▸ WHAT TO PRODUCE:
Give the data again exactly as written, skipping any pictures.

▸ DATA IN THIS EXERCISE:
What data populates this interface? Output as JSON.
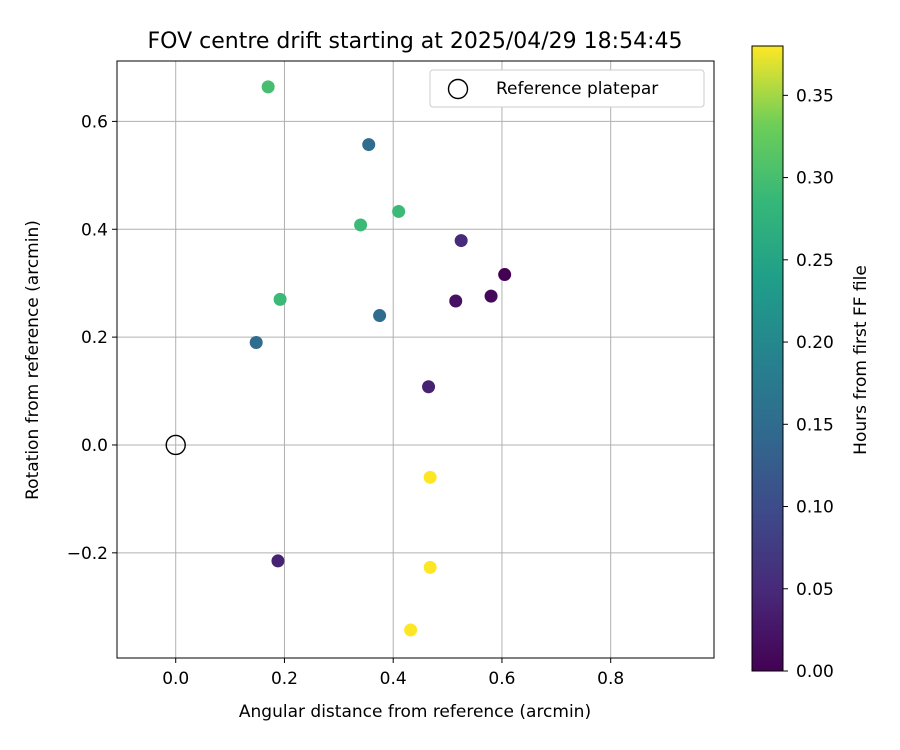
{
  "chart_data": {
    "type": "scatter",
    "title": "FOV centre drift starting at 2025/04/29 18:54:45",
    "xlabel": "Angular distance from reference (arcmin)",
    "ylabel": "Rotation from reference (arcmin)",
    "xlim": [
      -0.108,
      0.99
    ],
    "ylim": [
      -0.395,
      0.712
    ],
    "xticks": [
      0.0,
      0.2,
      0.4,
      0.6,
      0.8
    ],
    "xtick_labels": [
      "0.0",
      "0.2",
      "0.4",
      "0.6",
      "0.8"
    ],
    "yticks": [
      -0.2,
      0.0,
      0.2,
      0.4,
      0.6
    ],
    "ytick_labels": [
      "−0.2",
      "0.0",
      "0.2",
      "0.4",
      "0.6"
    ],
    "grid": true,
    "legend": {
      "placement": "upper right",
      "entries": [
        {
          "label": "Reference platepar",
          "marker": "open-circle"
        }
      ]
    },
    "reference_point": {
      "x": 0.0,
      "y": 0.0
    },
    "colormap": "viridis",
    "colorbar": {
      "label": "Hours from first FF file",
      "range": [
        0.0,
        0.38
      ],
      "ticks": [
        0.0,
        0.05,
        0.1,
        0.15,
        0.2,
        0.25,
        0.3,
        0.35
      ],
      "tick_labels": [
        "0.00",
        "0.05",
        "0.10",
        "0.15",
        "0.20",
        "0.25",
        "0.30",
        "0.35"
      ]
    },
    "points": [
      {
        "x": 0.605,
        "y": 0.316,
        "hours": 0.0
      },
      {
        "x": 0.58,
        "y": 0.276,
        "hours": 0.01
      },
      {
        "x": 0.515,
        "y": 0.267,
        "hours": 0.02
      },
      {
        "x": 0.465,
        "y": 0.108,
        "hours": 0.04
      },
      {
        "x": 0.525,
        "y": 0.379,
        "hours": 0.05
      },
      {
        "x": 0.188,
        "y": -0.215,
        "hours": 0.04
      },
      {
        "x": 0.148,
        "y": 0.19,
        "hours": 0.15
      },
      {
        "x": 0.375,
        "y": 0.24,
        "hours": 0.15
      },
      {
        "x": 0.355,
        "y": 0.557,
        "hours": 0.15
      },
      {
        "x": 0.192,
        "y": 0.27,
        "hours": 0.29
      },
      {
        "x": 0.34,
        "y": 0.408,
        "hours": 0.29
      },
      {
        "x": 0.41,
        "y": 0.433,
        "hours": 0.29
      },
      {
        "x": 0.17,
        "y": 0.664,
        "hours": 0.3
      },
      {
        "x": 0.468,
        "y": -0.06,
        "hours": 0.38
      },
      {
        "x": 0.468,
        "y": -0.227,
        "hours": 0.38
      },
      {
        "x": 0.432,
        "y": -0.343,
        "hours": 0.38
      }
    ]
  }
}
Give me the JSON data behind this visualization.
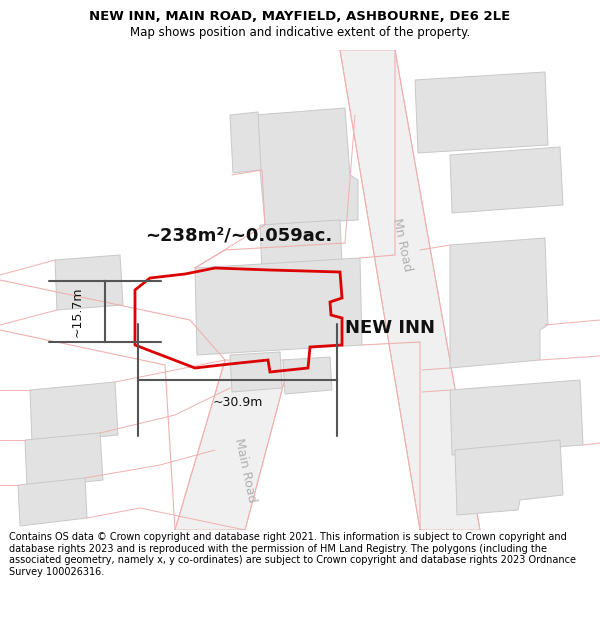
{
  "title_line1": "NEW INN, MAIN ROAD, MAYFIELD, ASHBOURNE, DE6 2LE",
  "title_line2": "Map shows position and indicative extent of the property.",
  "footer": "Contains OS data © Crown copyright and database right 2021. This information is subject to Crown copyright and database rights 2023 and is reproduced with the permission of HM Land Registry. The polygons (including the associated geometry, namely x, y co-ordinates) are subject to Crown copyright and database rights 2023 Ordnance Survey 100026316.",
  "area_label": "~238m²/~0.059ac.",
  "width_label": "~30.9m",
  "height_label": "~15.7m",
  "property_label": "NEW INN",
  "road_label_upper": "Mn Road",
  "road_label_lower": "Main Road",
  "bg_color": "#ffffff",
  "map_bg": "#f7f7f7",
  "building_color": "#e2e2e2",
  "building_edge": "#c8c8c8",
  "road_fill": "#f0f0f0",
  "road_outline": "#f0b0b0",
  "highlight_color": "#dd0000",
  "dim_line_color": "#555555",
  "road_label_color": "#b0b0b0"
}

▸ SOLUTION:
What data populates this interface? Output as JSON.
{
  "chart_data": {
    "type": "scatter",
    "title": "FOV centre drift starting at 2025/04/29 18:54:45",
    "xlabel": "Angular distance from reference (arcmin)",
    "ylabel": "Rotation from reference (arcmin)",
    "xlim": [
      -0.108,
      0.99
    ],
    "ylim": [
      -0.395,
      0.712
    ],
    "xticks": [
      0.0,
      0.2,
      0.4,
      0.6,
      0.8
    ],
    "xtick_labels": [
      "0.0",
      "0.2",
      "0.4",
      "0.6",
      "0.8"
    ],
    "yticks": [
      -0.2,
      0.0,
      0.2,
      0.4,
      0.6
    ],
    "ytick_labels": [
      "−0.2",
      "0.0",
      "0.2",
      "0.4",
      "0.6"
    ],
    "grid": true,
    "legend": {
      "placement": "upper right",
      "entries": [
        {
          "label": "Reference platepar",
          "marker": "open-circle"
        }
      ]
    },
    "reference_point": {
      "x": 0.0,
      "y": 0.0
    },
    "colormap": "viridis",
    "colorbar": {
      "label": "Hours from first FF file",
      "range": [
        0.0,
        0.38
      ],
      "ticks": [
        0.0,
        0.05,
        0.1,
        0.15,
        0.2,
        0.25,
        0.3,
        0.35
      ],
      "tick_labels": [
        "0.00",
        "0.05",
        "0.10",
        "0.15",
        "0.20",
        "0.25",
        "0.30",
        "0.35"
      ]
    },
    "points": [
      {
        "x": 0.605,
        "y": 0.316,
        "hours": 0.0
      },
      {
        "x": 0.58,
        "y": 0.276,
        "hours": 0.01
      },
      {
        "x": 0.515,
        "y": 0.267,
        "hours": 0.02
      },
      {
        "x": 0.465,
        "y": 0.108,
        "hours": 0.04
      },
      {
        "x": 0.525,
        "y": 0.379,
        "hours": 0.05
      },
      {
        "x": 0.188,
        "y": -0.215,
        "hours": 0.04
      },
      {
        "x": 0.148,
        "y": 0.19,
        "hours": 0.15
      },
      {
        "x": 0.375,
        "y": 0.24,
        "hours": 0.15
      },
      {
        "x": 0.355,
        "y": 0.557,
        "hours": 0.15
      },
      {
        "x": 0.192,
        "y": 0.27,
        "hours": 0.29
      },
      {
        "x": 0.34,
        "y": 0.408,
        "hours": 0.29
      },
      {
        "x": 0.41,
        "y": 0.433,
        "hours": 0.29
      },
      {
        "x": 0.17,
        "y": 0.664,
        "hours": 0.3
      },
      {
        "x": 0.468,
        "y": -0.06,
        "hours": 0.38
      },
      {
        "x": 0.468,
        "y": -0.227,
        "hours": 0.38
      },
      {
        "x": 0.432,
        "y": -0.343,
        "hours": 0.38
      }
    ]
  }
}
Give me the JSON data behind this visualization.
{
  "title_line1": "NEW INN, MAIN ROAD, MAYFIELD, ASHBOURNE, DE6 2LE",
  "title_line2": "Map shows position and indicative extent of the property.",
  "footer": "Contains OS data © Crown copyright and database right 2021. This information is subject to Crown copyright and database rights 2023 and is reproduced with the permission of HM Land Registry. The polygons (including the associated geometry, namely x, y co-ordinates) are subject to Crown copyright and database rights 2023 Ordnance Survey 100026316.",
  "area_label": "~238m²/~0.059ac.",
  "width_label": "~30.9m",
  "height_label": "~15.7m",
  "property_label": "NEW INN",
  "road_label_upper": "Mn Road",
  "road_label_lower": "Main Road",
  "bg_color": "#ffffff",
  "map_bg": "#f7f7f7",
  "building_color": "#e2e2e2",
  "building_edge": "#c8c8c8",
  "road_fill": "#f0f0f0",
  "road_outline": "#f0b0b0",
  "highlight_color": "#dd0000",
  "dim_line_color": "#555555",
  "road_label_color": "#b0b0b0"
}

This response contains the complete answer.